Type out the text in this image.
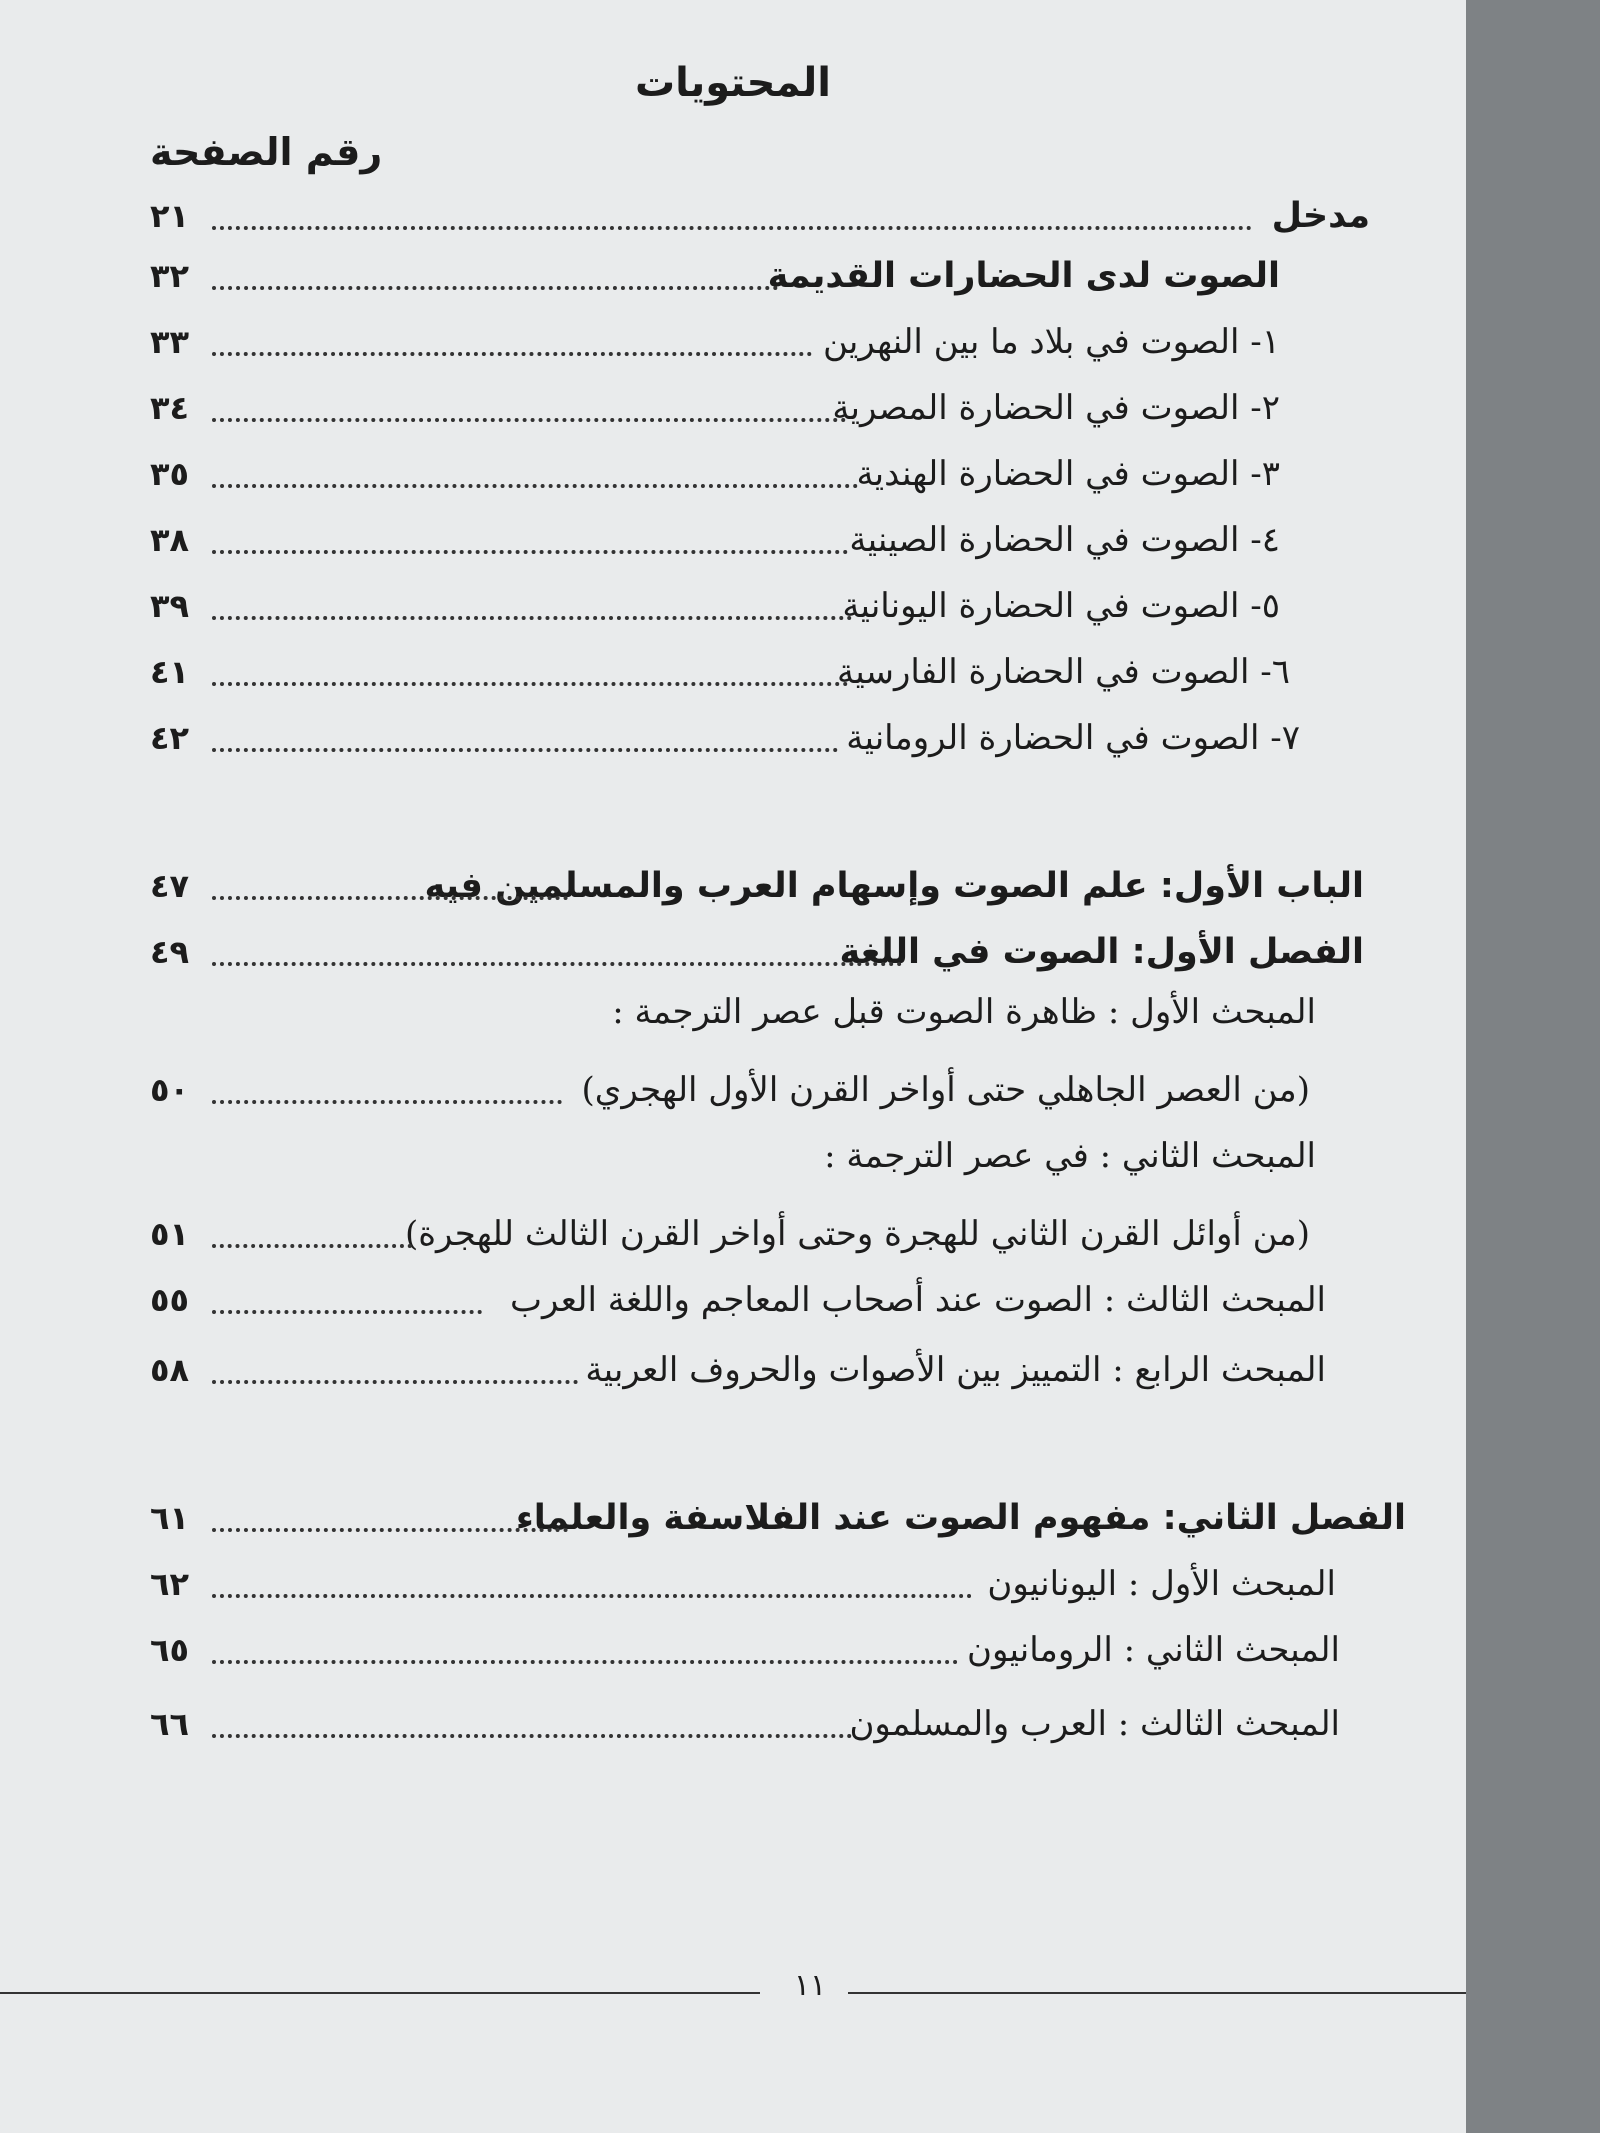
المحتويات
رقم الصفحة
مدخل
٢١
الصوت لدى الحضارات القديمة
٣٢
١- الصوت في بلاد ما بين النهرين
٣٣
٢- الصوت في الحضارة المصرية
٣٤
٣- الصوت في الحضارة الهندية
٣٥
٤- الصوت في الحضارة الصينية
٣٨
٥- الصوت في الحضارة اليونانية
٣٩
٦- الصوت في الحضارة الفارسية
٤١
٧- الصوت في الحضارة الرومانية
٤٢
الباب الأول: علم الصوت وإسهام العرب والمسلمين فيه
٤٧
الفصل الأول: الصوت في اللغة
٤٩
المبحث الأول : ظاهرة الصوت قبل عصر الترجمة :
(من العصر الجاهلي حتى أواخر القرن الأول الهجري)
٥٠
المبحث الثاني : في عصر الترجمة :
(من أوائل القرن الثاني للهجرة وحتى أواخر القرن الثالث للهجرة)
٥١
المبحث الثالث : الصوت عند أصحاب المعاجم واللغة العرب
٥٥
المبحث الرابع : التمييز بين الأصوات والحروف العربية
٥٨
الفصل الثاني: مفهوم الصوت عند الفلاسفة والعلماء
٦١
المبحث الأول : اليونانيون
٦٢
المبحث الثاني : الرومانيون
٦٥
المبحث الثالث : العرب والمسلمون
٦٦
١١
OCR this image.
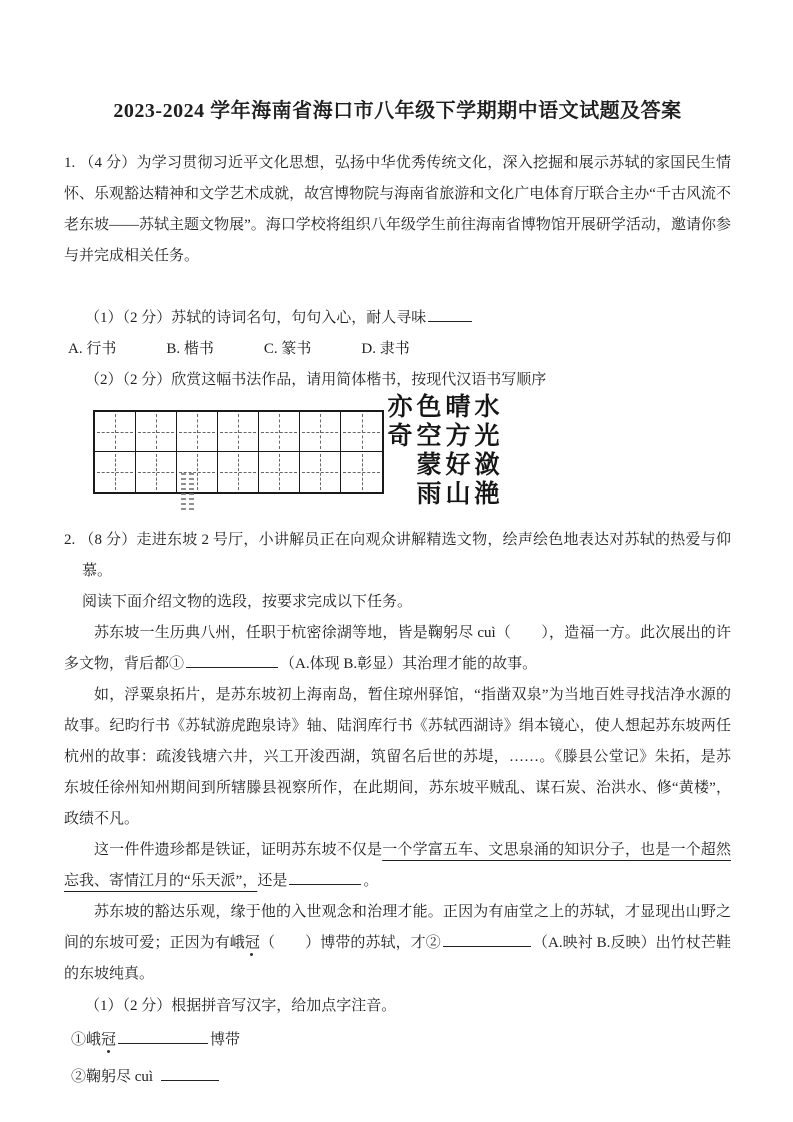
2023-2024 学年海南省海口市八年级下学期期中语文试题及答案

1. （4 分）为学习贯彻习近平文化思想，弘扬中华优秀传统文化，深入挖掘和展示苏轼的家国民生情怀、乐观豁达精神和文学艺术成就，故宫博物院与海南省旅游和文化广电体育厅联合主办“千古风流不老东坡——苏轼主题文物展”。海口学校将组织八年级学生前往海南省博物馆开展研学活动，邀请你参与并完成相关任务。

（1）（2 分）苏轼的诗词名句，句句入心，耐人寻味

A. 行书	B. 楷书	C. 篆书	D. 隶书

（2）（2 分）欣赏这幅书法作品，请用简体楷书，按现代汉语书写顺序

水光潋滟
晴方好山
色空蒙雨
亦奇

2. （8 分）走进东坡 2 号厅，小讲解员正在向观众讲解精选文物，绘声绘色地表达对苏轼的热爱与仰慕。
阅读下面介绍文物的选段，按要求完成以下任务。

苏东坡一生历典八州，任职于杭密徐湖等地，皆是鞠躬尽 cuì（　　），造福一方。此次展出的许多文物，背后都①	（A.体现 B.彰显）其治理才能的故事。

如，浮粟泉拓片，是苏东坡初上海南岛，暂住琼州驿馆，“指凿双泉”为当地百姓寻找洁净水源的故事。纪昀行书《苏轼游虎跑泉诗》轴、陆润库行书《苏轼西湖诗》绢本镜心，使人想起苏东坡两任杭州的故事：疏浚钱塘六井，兴工开浚西湖，筑留名后世的苏堤，……。《滕县公堂记》朱拓，是苏东坡任徐州知州期间到所辖滕县视察所作，在此期间，苏东坡平贼乱、谋石炭、治洪水、修“黄楼”，政绩不凡。

这一件件遗珍都是铁证，证明苏东坡不仅是一个学富五车、文思泉涌的知识分子，也是一个超然忘我、寄情江月的“乐天派”，还是	。

苏东坡的豁达乐观，缘于他的入世观念和治理才能。正因为有庙堂之上的苏轼，才显现出山野之间的东坡可爱；正因为有峨冠（　　）博带的苏轼，才②	（A.映衬 B.反映）出竹杖芒鞋的东坡纯真。

（1）（2 分）根据拼音写汉字，给加点字注音。

①峨冠	博带

②鞠躬尽 cuì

Objective
Give all the entries again exactly, dropping each picture.

Output of the exercise
Type out the text in this image.
المحتويات
رقم الصفحة
مدخل
٢١
الصوت لدى الحضارات القديمة
٣٢
١- الصوت في بلاد ما بين النهرين
٣٣
٢- الصوت في الحضارة المصرية
٣٤
٣- الصوت في الحضارة الهندية
٣٥
٤- الصوت في الحضارة الصينية
٣٨
٥- الصوت في الحضارة اليونانية
٣٩
٦- الصوت في الحضارة الفارسية
٤١
٧- الصوت في الحضارة الرومانية
٤٢
الباب الأول: علم الصوت وإسهام العرب والمسلمين فيه
٤٧
الفصل الأول: الصوت في اللغة
٤٩
المبحث الأول : ظاهرة الصوت قبل عصر الترجمة :
(من العصر الجاهلي حتى أواخر القرن الأول الهجري)
٥٠
المبحث الثاني : في عصر الترجمة :
(من أوائل القرن الثاني للهجرة وحتى أواخر القرن الثالث للهجرة)
٥١
المبحث الثالث : الصوت عند أصحاب المعاجم واللغة العرب
٥٥
المبحث الرابع : التمييز بين الأصوات والحروف العربية
٥٨
الفصل الثاني: مفهوم الصوت عند الفلاسفة والعلماء
٦١
المبحث الأول : اليونانيون
٦٢
المبحث الثاني : الرومانيون
٦٥
المبحث الثالث : العرب والمسلمون
٦٦
١١
OCR this image.
2023-2024 学年海南省海口市八年级下学期期中语文试题及答案

1. （4 分）为学习贯彻习近平文化思想，弘扬中华优秀传统文化，深入挖掘和展示苏轼的家国民生情怀、乐观豁达精神和文学艺术成就，故宫博物院与海南省旅游和文化广电体育厅联合主办“千古风流不老东坡——苏轼主题文物展”。海口学校将组织八年级学生前往海南省博物馆开展研学活动，邀请你参与并完成相关任务。

（1）（2 分）苏轼的诗词名句，句句入心，耐人寻味

A. 行书	B. 楷书	C. 篆书	D. 隶书

（2）（2 分）欣赏这幅书法作品，请用简体楷书，按现代汉语书写顺序

水光潋滟
晴方好山
色空蒙雨
亦奇

2. （8 分）走进东坡 2 号厅，小讲解员正在向观众讲解精选文物，绘声绘色地表达对苏轼的热爱与仰慕。
阅读下面介绍文物的选段，按要求完成以下任务。

苏东坡一生历典八州，任职于杭密徐湖等地，皆是鞠躬尽 cuì（　　），造福一方。此次展出的许多文物，背后都①	（A.体现 B.彰显）其治理才能的故事。

如，浮粟泉拓片，是苏东坡初上海南岛，暂住琼州驿馆，“指凿双泉”为当地百姓寻找洁净水源的故事。纪昀行书《苏轼游虎跑泉诗》轴、陆润库行书《苏轼西湖诗》绢本镜心，使人想起苏东坡两任杭州的故事：疏浚钱塘六井，兴工开浚西湖，筑留名后世的苏堤，……。《滕县公堂记》朱拓，是苏东坡任徐州知州期间到所辖滕县视察所作，在此期间，苏东坡平贼乱、谋石炭、治洪水、修“黄楼”，政绩不凡。

这一件件遗珍都是铁证，证明苏东坡不仅是一个学富五车、文思泉涌的知识分子，也是一个超然忘我、寄情江月的“乐天派”，还是	。

苏东坡的豁达乐观，缘于他的入世观念和治理才能。正因为有庙堂之上的苏轼，才显现出山野之间的东坡可爱；正因为有峨冠（　　）博带的苏轼，才②	（A.映衬 B.反映）出竹杖芒鞋的东坡纯真。

（1）（2 分）根据拼音写汉字，给加点字注音。

①峨冠	博带

②鞠躬尽 cuì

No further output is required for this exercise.